## YOUR GOAL
List each line of the data in which the string "inset" appears.

☆ ☆ ☆ ☆ ☆

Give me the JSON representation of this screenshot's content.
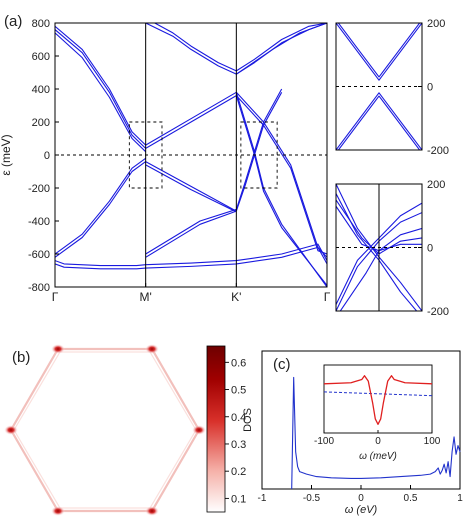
{
  "panel_labels": {
    "a": "(a)",
    "b": "(b)",
    "c": "(c)"
  },
  "colors": {
    "band": "#1a1adf",
    "dos": "#2233cc",
    "inset": "#e02020",
    "axis": "#000000"
  },
  "chart_data": [
    {
      "type": "line",
      "panel": "(a) main",
      "ylabel": "ε (meV)",
      "ylim": [
        -800,
        800
      ],
      "yticks": [
        "800",
        "600",
        "400",
        "200",
        "0",
        "-200",
        "-400",
        "-600",
        "-800"
      ],
      "ytick_values": [
        800,
        600,
        400,
        200,
        0,
        -200,
        -400,
        -600,
        -800
      ],
      "x_ticks": [
        "Γ",
        "M'",
        "K'",
        "Γ"
      ],
      "x_tick_pos": [
        0,
        1,
        2,
        3
      ],
      "series": [
        {
          "x": [
            0,
            0.3,
            0.6,
            0.85,
            1.0
          ],
          "y": [
            780,
            640,
            400,
            140,
            60
          ]
        },
        {
          "x": [
            0,
            0.3,
            0.6,
            0.85,
            1.0
          ],
          "y": [
            760,
            620,
            380,
            120,
            40
          ]
        },
        {
          "x": [
            0,
            0.3,
            0.6,
            0.85,
            1.0
          ],
          "y": [
            740,
            590,
            350,
            100,
            20
          ]
        },
        {
          "x": [
            0,
            0.3,
            0.6,
            0.85,
            1.0
          ],
          "y": [
            -620,
            -500,
            -300,
            -100,
            -40
          ]
        },
        {
          "x": [
            0,
            0.3,
            0.6,
            0.85,
            1.0
          ],
          "y": [
            -600,
            -480,
            -280,
            -80,
            -20
          ]
        },
        {
          "x": [
            0,
            0.1,
            0.5,
            0.9,
            1.0,
            1.5,
            2.0,
            2.5,
            2.9,
            3.0
          ],
          "y": [
            -640,
            -660,
            -670,
            -670,
            -665,
            -655,
            -640,
            -600,
            -540,
            -640
          ]
        },
        {
          "x": [
            0,
            0.1,
            0.5,
            0.9,
            1.0,
            1.5,
            2.0,
            2.5,
            2.9,
            3.0
          ],
          "y": [
            -660,
            -680,
            -690,
            -690,
            -685,
            -675,
            -660,
            -620,
            -560,
            -660
          ]
        },
        {
          "x": [
            1.0,
            1.5,
            2.0
          ],
          "y": [
            60,
            220,
            380
          ]
        },
        {
          "x": [
            1.0,
            1.5,
            2.0
          ],
          "y": [
            40,
            200,
            360
          ]
        },
        {
          "x": [
            1.0,
            1.5,
            2.0
          ],
          "y": [
            -40,
            -190,
            -340
          ]
        },
        {
          "x": [
            1.0,
            1.5,
            2.0
          ],
          "y": [
            -60,
            -210,
            -345
          ]
        },
        {
          "x": [
            1.0,
            1.3,
            1.6,
            2.0
          ],
          "y": [
            -620,
            -520,
            -420,
            -340
          ]
        },
        {
          "x": [
            1.0,
            1.3,
            1.6,
            2.0
          ],
          "y": [
            -600,
            -500,
            -400,
            -330
          ]
        },
        {
          "x": [
            1.0,
            1.3,
            1.5,
            1.8,
            2.0,
            2.2,
            2.5,
            2.8,
            3.0
          ],
          "y": [
            800,
            720,
            640,
            540,
            490,
            560,
            680,
            760,
            800
          ]
        },
        {
          "x": [
            1.1,
            1.3,
            1.5,
            1.8,
            2.0,
            2.2,
            2.5,
            2.8,
            3.0
          ],
          "y": [
            800,
            740,
            660,
            560,
            510,
            580,
            700,
            780,
            800
          ]
        },
        {
          "x": [
            2.0,
            2.1,
            2.2,
            2.3,
            2.5,
            3.0
          ],
          "y": [
            380,
            200,
            20,
            -200,
            -420,
            -800
          ]
        },
        {
          "x": [
            2.0,
            2.1,
            2.2,
            2.3,
            2.5,
            3.0
          ],
          "y": [
            360,
            180,
            0,
            -220,
            -440,
            -790
          ]
        },
        {
          "x": [
            2.0,
            2.1,
            2.2,
            2.3,
            2.5
          ],
          "y": [
            -340,
            -180,
            0,
            180,
            380
          ]
        },
        {
          "x": [
            2.0,
            2.1,
            2.2,
            2.3,
            2.5
          ],
          "y": [
            -330,
            -160,
            20,
            200,
            400
          ]
        },
        {
          "x": [
            2.0,
            2.3,
            2.6,
            2.9,
            3.0
          ],
          "y": [
            380,
            200,
            -60,
            -560,
            -620
          ]
        },
        {
          "x": [
            2.0,
            2.3,
            2.6,
            2.9,
            3.0
          ],
          "y": [
            360,
            180,
            -80,
            -580,
            -600
          ]
        },
        {
          "x": [
            2.0,
            2.4,
            2.7,
            2.95,
            3.0
          ],
          "y": [
            490,
            640,
            740,
            790,
            800
          ]
        }
      ],
      "zoom_boxes": [
        {
          "x": [
            0.82,
            1.18
          ],
          "y": [
            -200,
            200
          ]
        },
        {
          "x": [
            2.05,
            2.45
          ],
          "y": [
            -200,
            200
          ]
        }
      ]
    },
    {
      "type": "line",
      "panel": "(a) inset top",
      "ylim": [
        -200,
        200
      ],
      "yticks": [
        "200",
        "0",
        "-200"
      ],
      "ytick_values": [
        200,
        0,
        -200
      ],
      "series": [
        {
          "x": [
            -1,
            -0.5,
            0,
            0.5,
            1
          ],
          "y": [
            200,
            110,
            20,
            110,
            200
          ]
        },
        {
          "x": [
            -1,
            -0.5,
            0,
            0.5,
            1
          ],
          "y": [
            210,
            120,
            30,
            120,
            210
          ]
        },
        {
          "x": [
            -1,
            -0.5,
            0,
            0.5,
            1
          ],
          "y": [
            -200,
            -110,
            -20,
            -110,
            -200
          ]
        },
        {
          "x": [
            -1,
            -0.5,
            0,
            0.5,
            1
          ],
          "y": [
            -210,
            -120,
            -30,
            -120,
            -210
          ]
        }
      ]
    },
    {
      "type": "line",
      "panel": "(a) inset bottom",
      "ylim": [
        -200,
        200
      ],
      "yticks": [
        "200",
        "0",
        "-200"
      ],
      "ytick_values": [
        200,
        0,
        -200
      ],
      "series": [
        {
          "x": [
            -1,
            -0.5,
            0,
            0.5,
            1
          ],
          "y": [
            200,
            60,
            -30,
            -110,
            -200
          ]
        },
        {
          "x": [
            -1,
            -0.5,
            0,
            0.5,
            1
          ],
          "y": [
            170,
            40,
            -40,
            -140,
            -220
          ]
        },
        {
          "x": [
            -1,
            -0.5,
            0,
            0.5,
            1
          ],
          "y": [
            -200,
            -60,
            20,
            80,
            110
          ]
        },
        {
          "x": [
            -1,
            -0.5,
            0,
            0.5,
            1
          ],
          "y": [
            -180,
            -40,
            30,
            100,
            140
          ]
        },
        {
          "x": [
            -1,
            -0.4,
            0,
            0.5,
            1
          ],
          "y": [
            150,
            30,
            -20,
            20,
            30
          ]
        },
        {
          "x": [
            -1,
            -0.4,
            0,
            0.5,
            1
          ],
          "y": [
            130,
            10,
            -10,
            40,
            60
          ]
        },
        {
          "x": [
            -1,
            -0.3,
            0,
            0.5,
            1
          ],
          "y": [
            -220,
            -80,
            -10,
            10,
            10
          ]
        }
      ]
    },
    {
      "type": "heatmap",
      "panel": "(b)",
      "colorbar_ticks": [
        "0.6",
        "0.5",
        "0.4",
        "0.3",
        "0.2",
        "0.1"
      ],
      "colorbar_values": [
        0.6,
        0.5,
        0.4,
        0.3,
        0.2,
        0.1
      ],
      "colorbar_range": [
        0.05,
        0.66
      ]
    },
    {
      "type": "line",
      "panel": "(c)",
      "ylabel": "DOS",
      "xlabel": "ω (eV)",
      "xlim": [
        -1,
        1
      ],
      "xticks": [
        "-1",
        "-0.5",
        "0",
        "0.5",
        "1"
      ],
      "xtick_values": [
        -1,
        -0.5,
        0,
        0.5,
        1
      ],
      "series": [
        {
          "x": [
            -0.7,
            -0.68,
            -0.66,
            -0.64,
            -0.62,
            -0.55,
            -0.45,
            -0.3,
            -0.1,
            0,
            0.2,
            0.4,
            0.6,
            0.7,
            0.75,
            0.78,
            0.8,
            0.82,
            0.84,
            0.86,
            0.88,
            0.9,
            0.92,
            0.94,
            0.96,
            0.98,
            1.0
          ],
          "y": [
            0.0,
            0.9,
            0.3,
            0.18,
            0.14,
            0.12,
            0.1,
            0.09,
            0.085,
            0.085,
            0.09,
            0.1,
            0.11,
            0.12,
            0.14,
            0.17,
            0.12,
            0.15,
            0.2,
            0.13,
            0.22,
            0.1,
            0.3,
            0.42,
            0.28,
            0.35,
            0.3
          ]
        }
      ],
      "inset": {
        "xlabel": "ω (meV)",
        "xlim": [
          -100,
          100
        ],
        "xticks": [
          "-100",
          "0",
          "100"
        ],
        "xtick_values": [
          -100,
          0,
          100
        ],
        "series": [
          {
            "x": [
              -100,
              -50,
              -30,
              -25,
              -18,
              -10,
              -5,
              0,
              5,
              10,
              18,
              25,
              30,
              50,
              100
            ],
            "y": [
              0.7,
              0.72,
              0.78,
              0.85,
              0.75,
              0.35,
              0.05,
              -0.05,
              0.05,
              0.35,
              0.75,
              0.85,
              0.78,
              0.72,
              0.7
            ]
          }
        ],
        "baseline": {
          "x": [
            -100,
            100
          ],
          "y": [
            0.55,
            0.48
          ]
        }
      }
    }
  ]
}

☆ ☆ ☆ ☆ ☆

## FULL OUTPUT
    "inset": "#e02020",
      "panel": "(a) inset top",
      "panel": "(a) inset bottom",
      "inset": {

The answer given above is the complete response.